INSTRUCTIONS TO FOLLOW: Copy each line of the data below with the word "HTML".

— START OF DATA FOR THIS TASK —

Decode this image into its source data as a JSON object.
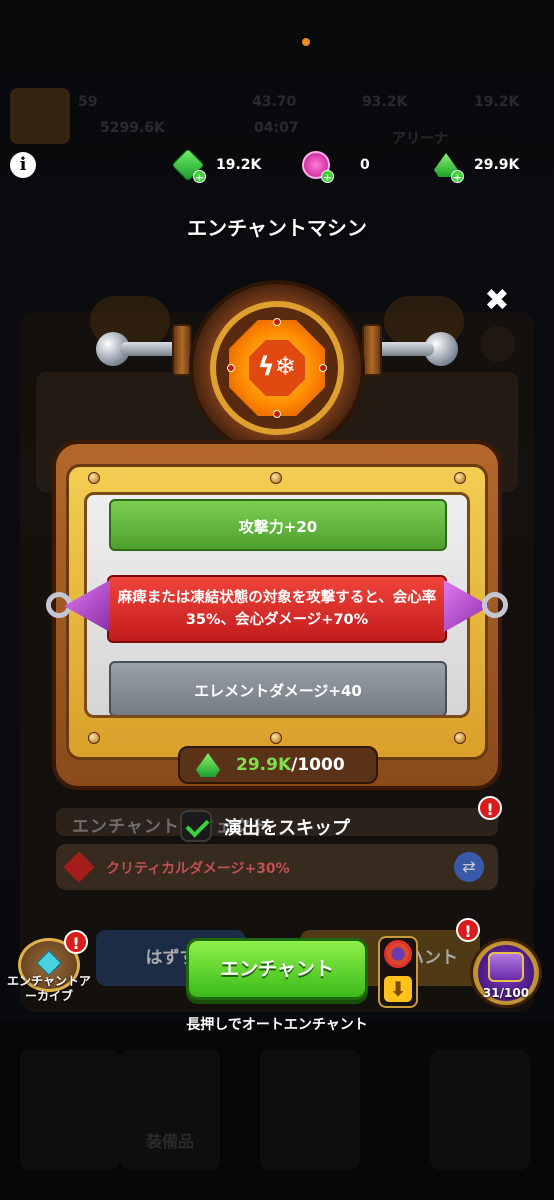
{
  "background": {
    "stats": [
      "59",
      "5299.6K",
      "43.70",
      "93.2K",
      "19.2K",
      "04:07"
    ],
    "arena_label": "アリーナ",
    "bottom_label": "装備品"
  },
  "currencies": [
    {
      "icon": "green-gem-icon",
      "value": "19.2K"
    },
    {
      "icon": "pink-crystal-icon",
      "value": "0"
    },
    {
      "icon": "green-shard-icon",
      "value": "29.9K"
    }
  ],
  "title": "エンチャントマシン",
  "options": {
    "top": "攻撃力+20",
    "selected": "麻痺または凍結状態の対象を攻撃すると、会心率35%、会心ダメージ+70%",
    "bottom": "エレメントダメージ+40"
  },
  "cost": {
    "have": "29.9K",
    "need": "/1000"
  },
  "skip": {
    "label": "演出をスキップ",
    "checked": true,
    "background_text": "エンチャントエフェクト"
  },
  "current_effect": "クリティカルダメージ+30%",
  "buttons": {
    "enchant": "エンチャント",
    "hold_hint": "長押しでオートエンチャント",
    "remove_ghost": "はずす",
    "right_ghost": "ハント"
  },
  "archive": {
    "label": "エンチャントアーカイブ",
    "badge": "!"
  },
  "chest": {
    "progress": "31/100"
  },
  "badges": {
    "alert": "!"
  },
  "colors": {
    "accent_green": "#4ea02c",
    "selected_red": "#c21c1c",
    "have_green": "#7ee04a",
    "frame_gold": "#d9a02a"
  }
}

— END OF DATA FOR THIS TASK —
— START OF DATA FOR THIS TASK —

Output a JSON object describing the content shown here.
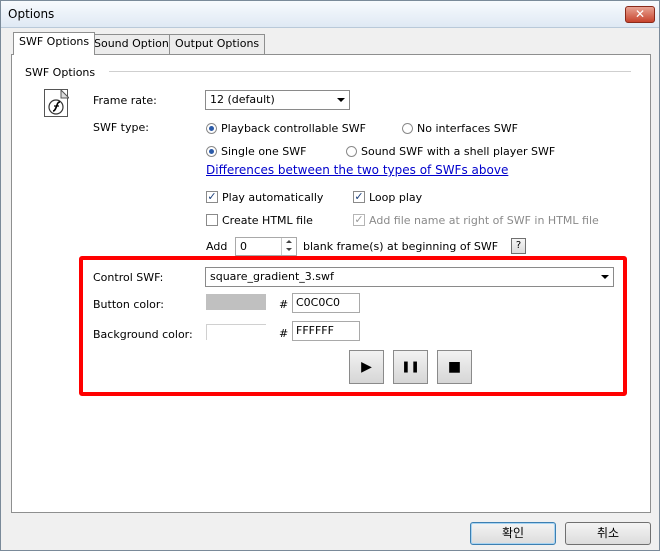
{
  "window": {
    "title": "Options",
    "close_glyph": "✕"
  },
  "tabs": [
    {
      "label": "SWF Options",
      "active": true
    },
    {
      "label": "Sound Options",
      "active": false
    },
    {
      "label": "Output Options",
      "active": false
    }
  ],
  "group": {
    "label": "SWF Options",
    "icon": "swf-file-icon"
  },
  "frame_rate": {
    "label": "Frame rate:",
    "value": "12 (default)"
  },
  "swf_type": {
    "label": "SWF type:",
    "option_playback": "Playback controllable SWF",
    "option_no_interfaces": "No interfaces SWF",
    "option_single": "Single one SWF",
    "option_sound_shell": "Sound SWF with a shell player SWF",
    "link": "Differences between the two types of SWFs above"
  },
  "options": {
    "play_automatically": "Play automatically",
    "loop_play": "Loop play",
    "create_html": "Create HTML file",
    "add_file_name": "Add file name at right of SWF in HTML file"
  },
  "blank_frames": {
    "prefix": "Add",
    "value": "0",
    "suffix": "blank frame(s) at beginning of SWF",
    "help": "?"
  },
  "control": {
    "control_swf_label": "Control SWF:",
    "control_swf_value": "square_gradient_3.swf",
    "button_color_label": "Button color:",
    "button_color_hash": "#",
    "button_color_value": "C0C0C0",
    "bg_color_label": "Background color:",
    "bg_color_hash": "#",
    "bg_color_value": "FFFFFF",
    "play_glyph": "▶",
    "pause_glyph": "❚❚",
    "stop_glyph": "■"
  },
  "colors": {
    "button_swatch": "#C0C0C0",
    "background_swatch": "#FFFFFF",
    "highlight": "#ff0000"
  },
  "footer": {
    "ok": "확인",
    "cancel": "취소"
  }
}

— END OF DATA FOR THIS TASK —

FINISHED ANSWER:
    "create_html": "Create HTML file",
    "add_file_name": "Add file name at right of SWF in HTML file"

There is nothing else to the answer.